Data listing:
▬▬▬▬▬▬
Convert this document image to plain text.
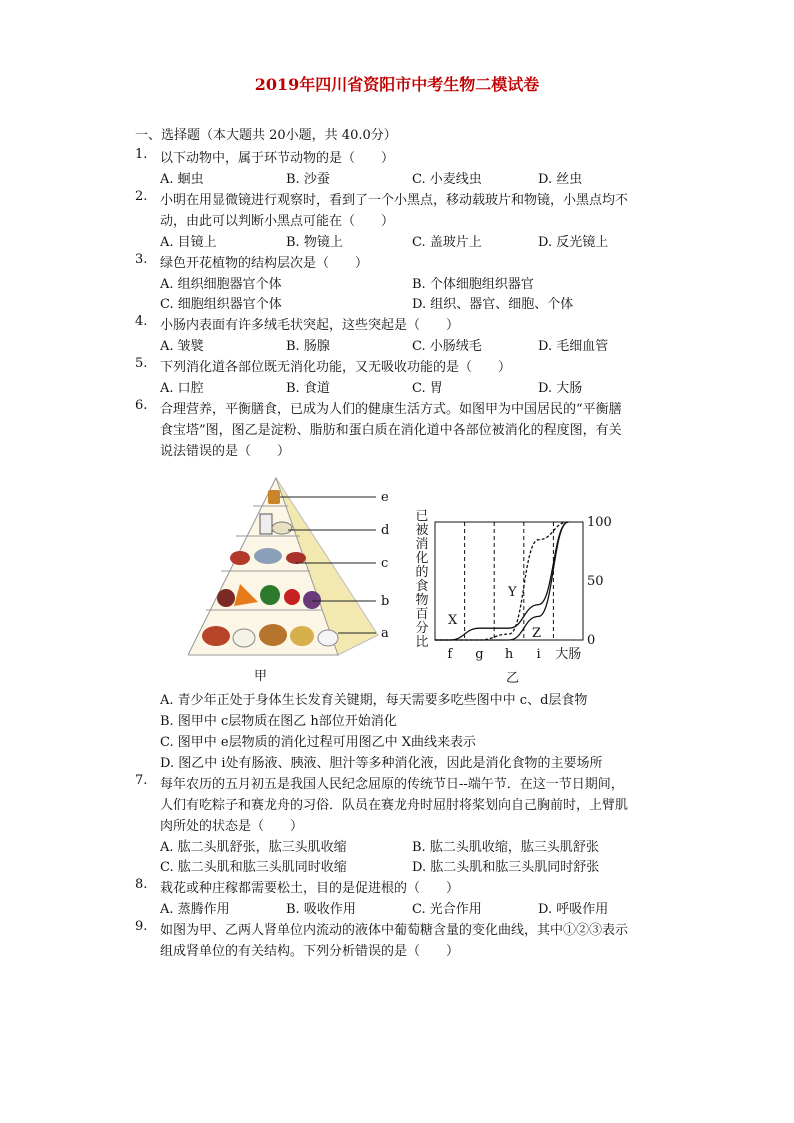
2019年四川省资阳市中考生物二模试卷
一、选择题（本大题共 20小题，共 40.0分）
1. 以下动物中，属于环节动物的是（　　）
A. 蛔虫	B. 沙蚕	C. 小麦线虫	D. 丝虫
2. 小明在用显微镜进行观察时，看到了一个小黑点，移动载玻片和物镜，小黑点均不
动，由此可以判断小黑点可能在（　　）
A. 目镜上	B. 物镜上	C. 盖玻片上	D. 反光镜上
3. 绿色开花植物的结构层次是（　　）
A. 组织细胞器官个体	B. 个体细胞组织器官
C. 细胞组织器官个体	D. 组织、器官、细胞、个体
4. 小肠内表面有许多绒毛状突起，这些突起是（　　）
A. 皱襞	B. 肠腺	C. 小肠绒毛	D. 毛细血管
5. 下列消化道各部位既无消化功能，又无吸收功能的是（　　）
A. 口腔	B. 食道	C. 胃	D. 大肠
6. 合理营养，平衡膳食，已成为人们的健康生活方式。如图甲为中国居民的“平衡膳
食宝塔”图，图乙是淀粉、脂肪和蛋白质在消化道中各部位被消化的程度图，有关
说法错误的是（　　）
e
d
c
b
a
甲
已
被
消
化
的
食
物
百
分
比
100
50
0
f g h i 大肠
X
Y
Z
乙
A. 青少年正处于身体生长发育关键期，每天需要多吃些图中中 c、d层食物
B. 图甲中 c层物质在图乙 h部位开始消化
C. 图甲中 e层物质的消化过程可用图乙中 X曲线来表示
D. 图乙中 i处有肠液、胰液、胆汁等多种消化液，因此是消化食物的主要场所
7. 每年农历的五月初五是我国人民纪念屈原的传统节日--端午节．在这一节日期间，
人们有吃粽子和赛龙舟的习俗．队员在赛龙舟时屈肘将桨划向自己胸前时，上臂肌
肉所处的状态是（　　）
A. 肱二头肌舒张，肱三头肌收缩	B. 肱二头肌收缩，肱三头肌舒张
C. 肱二头肌和肱三头肌同时收缩	D. 肱二头肌和肱三头肌同时舒张
8. 栽花或种庄稼都需要松土，目的是促进根的（　　）
A. 蒸腾作用	B. 吸收作用	C. 光合作用	D. 呼吸作用
9. 如图为甲、乙两人肾单位内流动的液体中葡萄糖含量的变化曲线，其中①②③表示
组成肾单位的有关结构。下列分析错误的是（　　）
▬▬▬▬▬▬
With the pictures omitted, reproduce the records in full and exactly.

Written solution:
Convert this document image to plain text.
2019年四川省资阳市中考生物二模试卷
一、选择题（本大题共 20小题，共 40.0分）
1. 以下动物中，属于环节动物的是（　　）
A. 蛔虫	B. 沙蚕	C. 小麦线虫	D. 丝虫
2. 小明在用显微镜进行观察时，看到了一个小黑点，移动载玻片和物镜，小黑点均不
动，由此可以判断小黑点可能在（　　）
A. 目镜上	B. 物镜上	C. 盖玻片上	D. 反光镜上
3. 绿色开花植物的结构层次是（　　）
A. 组织细胞器官个体	B. 个体细胞组织器官
C. 细胞组织器官个体	D. 组织、器官、细胞、个体
4. 小肠内表面有许多绒毛状突起，这些突起是（　　）
A. 皱襞	B. 肠腺	C. 小肠绒毛	D. 毛细血管
5. 下列消化道各部位既无消化功能，又无吸收功能的是（　　）
A. 口腔	B. 食道	C. 胃	D. 大肠
6. 合理营养，平衡膳食，已成为人们的健康生活方式。如图甲为中国居民的“平衡膳
食宝塔”图，图乙是淀粉、脂肪和蛋白质在消化道中各部位被消化的程度图，有关
说法错误的是（　　）
e
d
c
b
a
甲
已
被
消
化
的
食
物
百
分
比
100
50
0
f g h i 大肠
X
Y
Z
乙
A. 青少年正处于身体生长发育关键期，每天需要多吃些图中中 c、d层食物
B. 图甲中 c层物质在图乙 h部位开始消化
C. 图甲中 e层物质的消化过程可用图乙中 X曲线来表示
D. 图乙中 i处有肠液、胰液、胆汁等多种消化液，因此是消化食物的主要场所
7. 每年农历的五月初五是我国人民纪念屈原的传统节日--端午节．在这一节日期间，
人们有吃粽子和赛龙舟的习俗．队员在赛龙舟时屈肘将桨划向自己胸前时，上臂肌
肉所处的状态是（　　）
A. 肱二头肌舒张，肱三头肌收缩	B. 肱二头肌收缩，肱三头肌舒张
C. 肱二头肌和肱三头肌同时收缩	D. 肱二头肌和肱三头肌同时舒张
8. 栽花或种庄稼都需要松土，目的是促进根的（　　）
A. 蒸腾作用	B. 吸收作用	C. 光合作用	D. 呼吸作用
9. 如图为甲、乙两人肾单位内流动的液体中葡萄糖含量的变化曲线，其中①②③表示
组成肾单位的有关结构。下列分析错误的是（　　）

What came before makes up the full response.